Text excerpt -

Begin

-
Bamboo Figures (26 of 36)
-
Khmer IV (25 of 36)
I hemmed and hawed over how much of the original ink drawing should be left to bleed through. There didn’t seem to be a right answer. With this one I felt like I was beginning to get the right feel for when I wanted it to bleed and when the paint needs to go opaque.
-
Khmer IV (24 of 36)
The idea of washes and glazes became obvious with the pen and ink drawings. The layering of color leaves a luminousity that is flattened by the camera. In person, light penetrates several semi-transparent layers of pigment over top one another and creates a shiney impression in person. The camera chooses a color and goes with it, creating a blotchy effect.
The great thing about this style is that the ink drawing is part of the final point of interest and its also easy to reproduce. I could duplicate the under drawing and create multiple painted versions of the same pen and ink. The modelling of the lawn, brick and sky in this piece could be done in at least 4 or 5 dozen which ways, at least, but I’d only have to draw it once.
-

Khmer II (23 of 36)
-
(22 of 36)
We went to see these Khmer Ruins. The geometry of it all was mind blowing. I figured I could do something with these for a long time and come up with the kind of stuff that I could sell to tourists who show up at these spots. By this time I secured plywood from a hardware store, no more cardboard. I cut up similar sized panels and was going to do a series of Khmer ruin inspired paintings and sell them in the parking lot.
I never go back to the lot, but I get the series done. In the future, I am going to record the ink drawing first, and then create transfers and paint it up a bunch of different ways. These are all one time shots now.
-
POO (21 of 36)

End

Directive - In the text excerpt about the Khmer paintings, what did the artist get from a hardware store to replace cardboard?

Information supplied -

Begin

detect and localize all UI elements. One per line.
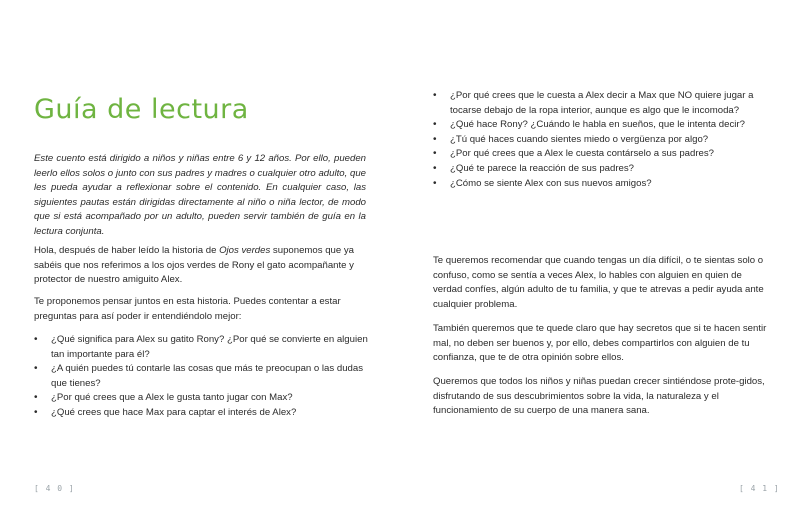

End

Completed task - Plywood.